Data items:
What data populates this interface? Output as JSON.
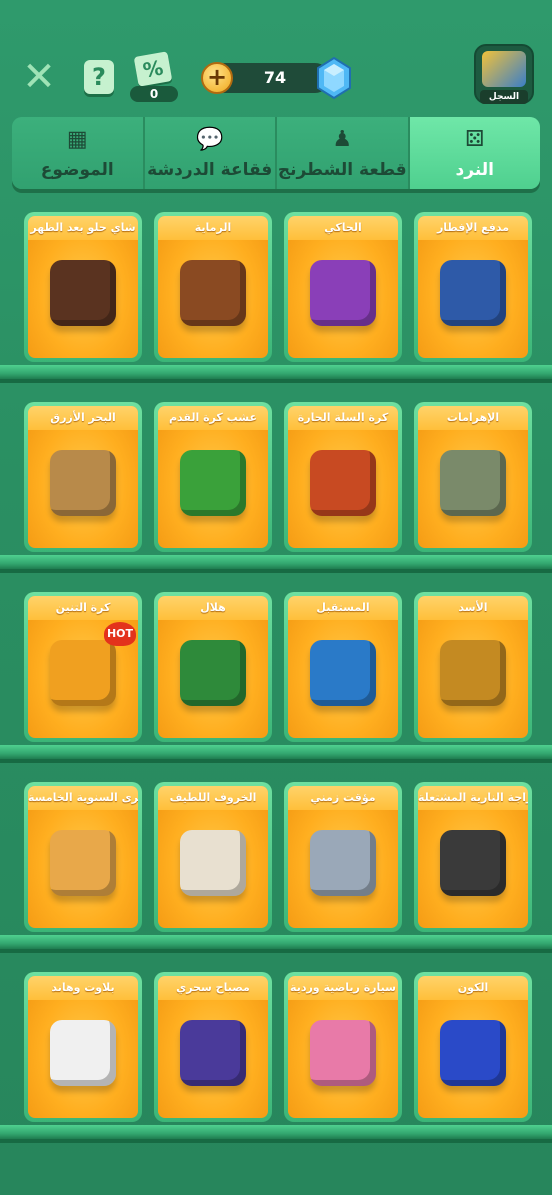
{
  "header": {
    "discount_count": "0",
    "gems": "74",
    "profile_label": "السجل"
  },
  "icons": {
    "close": "close-icon",
    "help": "help-icon",
    "discount": "discount-icon",
    "plus": "plus-icon",
    "gem": "gem-icon"
  },
  "tabs": [
    {
      "label": "الموضوع",
      "icon": "grid-icon"
    },
    {
      "label": "فقاعة الدردشة",
      "icon": "chat-icon"
    },
    {
      "label": "قطعة الشطرنج",
      "icon": "chess-piece-icon"
    },
    {
      "label": "النرد",
      "icon": "dice-icon",
      "active": true
    }
  ],
  "shelves": [
    [
      {
        "title": "مدفع الإفطار",
        "color": "#2e5aa8"
      },
      {
        "title": "الحاكي",
        "color": "#8a3fb8"
      },
      {
        "title": "الرماية",
        "color": "#8a4a22"
      },
      {
        "title": "شاي حلو بعد الظهر",
        "color": "#5a3320"
      }
    ],
    [
      {
        "title": "الإهرامات",
        "color": "#7a8a6a"
      },
      {
        "title": "كرة السلة الحارة",
        "color": "#c84a22"
      },
      {
        "title": "عشب كرة القدم",
        "color": "#3aa13a"
      },
      {
        "title": "البحر الأزرق",
        "color": "#b88a4a"
      }
    ],
    [
      {
        "title": "الأسد",
        "color": "#c48a22"
      },
      {
        "title": "المستقبل",
        "color": "#2a7ac8"
      },
      {
        "title": "هلال",
        "color": "#2e8a3a"
      },
      {
        "title": "كرة التنين",
        "color": "#f0a020",
        "hot": "HOT"
      }
    ],
    [
      {
        "title": "الدراجة النارية المشتعلة",
        "color": "#3a3a3a"
      },
      {
        "title": "مؤقت زمني",
        "color": "#9aa8b8"
      },
      {
        "title": "الخروف اللطيف",
        "color": "#e8e0d0"
      },
      {
        "title": "الذكرى السنوية الخامسة",
        "color": "#e8a84a"
      }
    ],
    [
      {
        "title": "الكون",
        "color": "#2a4ac8"
      },
      {
        "title": "سيارة رياضية وردية",
        "color": "#e87aa8"
      },
      {
        "title": "مصباح سحري",
        "color": "#4a3a9a"
      },
      {
        "title": "بلاوت وهاند",
        "color": "#f0f0f0"
      }
    ]
  ]
}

Work instructions:
Copy the listing in full and without alteration, omitting every picture.

Solution to this task:
What data populates this interface? Output as JSON.
{
  "header": {
    "discount_count": "0",
    "gems": "74",
    "profile_label": "السجل"
  },
  "icons": {
    "close": "close-icon",
    "help": "help-icon",
    "discount": "discount-icon",
    "plus": "plus-icon",
    "gem": "gem-icon"
  },
  "tabs": [
    {
      "label": "الموضوع",
      "icon": "grid-icon"
    },
    {
      "label": "فقاعة الدردشة",
      "icon": "chat-icon"
    },
    {
      "label": "قطعة الشطرنج",
      "icon": "chess-piece-icon"
    },
    {
      "label": "النرد",
      "icon": "dice-icon",
      "active": true
    }
  ],
  "shelves": [
    [
      {
        "title": "مدفع الإفطار",
        "color": "#2e5aa8"
      },
      {
        "title": "الحاكي",
        "color": "#8a3fb8"
      },
      {
        "title": "الرماية",
        "color": "#8a4a22"
      },
      {
        "title": "شاي حلو بعد الظهر",
        "color": "#5a3320"
      }
    ],
    [
      {
        "title": "الإهرامات",
        "color": "#7a8a6a"
      },
      {
        "title": "كرة السلة الحارة",
        "color": "#c84a22"
      },
      {
        "title": "عشب كرة القدم",
        "color": "#3aa13a"
      },
      {
        "title": "البحر الأزرق",
        "color": "#b88a4a"
      }
    ],
    [
      {
        "title": "الأسد",
        "color": "#c48a22"
      },
      {
        "title": "المستقبل",
        "color": "#2a7ac8"
      },
      {
        "title": "هلال",
        "color": "#2e8a3a"
      },
      {
        "title": "كرة التنين",
        "color": "#f0a020",
        "hot": "HOT"
      }
    ],
    [
      {
        "title": "الدراجة النارية المشتعلة",
        "color": "#3a3a3a"
      },
      {
        "title": "مؤقت زمني",
        "color": "#9aa8b8"
      },
      {
        "title": "الخروف اللطيف",
        "color": "#e8e0d0"
      },
      {
        "title": "الذكرى السنوية الخامسة",
        "color": "#e8a84a"
      }
    ],
    [
      {
        "title": "الكون",
        "color": "#2a4ac8"
      },
      {
        "title": "سيارة رياضية وردية",
        "color": "#e87aa8"
      },
      {
        "title": "مصباح سحري",
        "color": "#4a3a9a"
      },
      {
        "title": "بلاوت وهاند",
        "color": "#f0f0f0"
      }
    ]
  ]
}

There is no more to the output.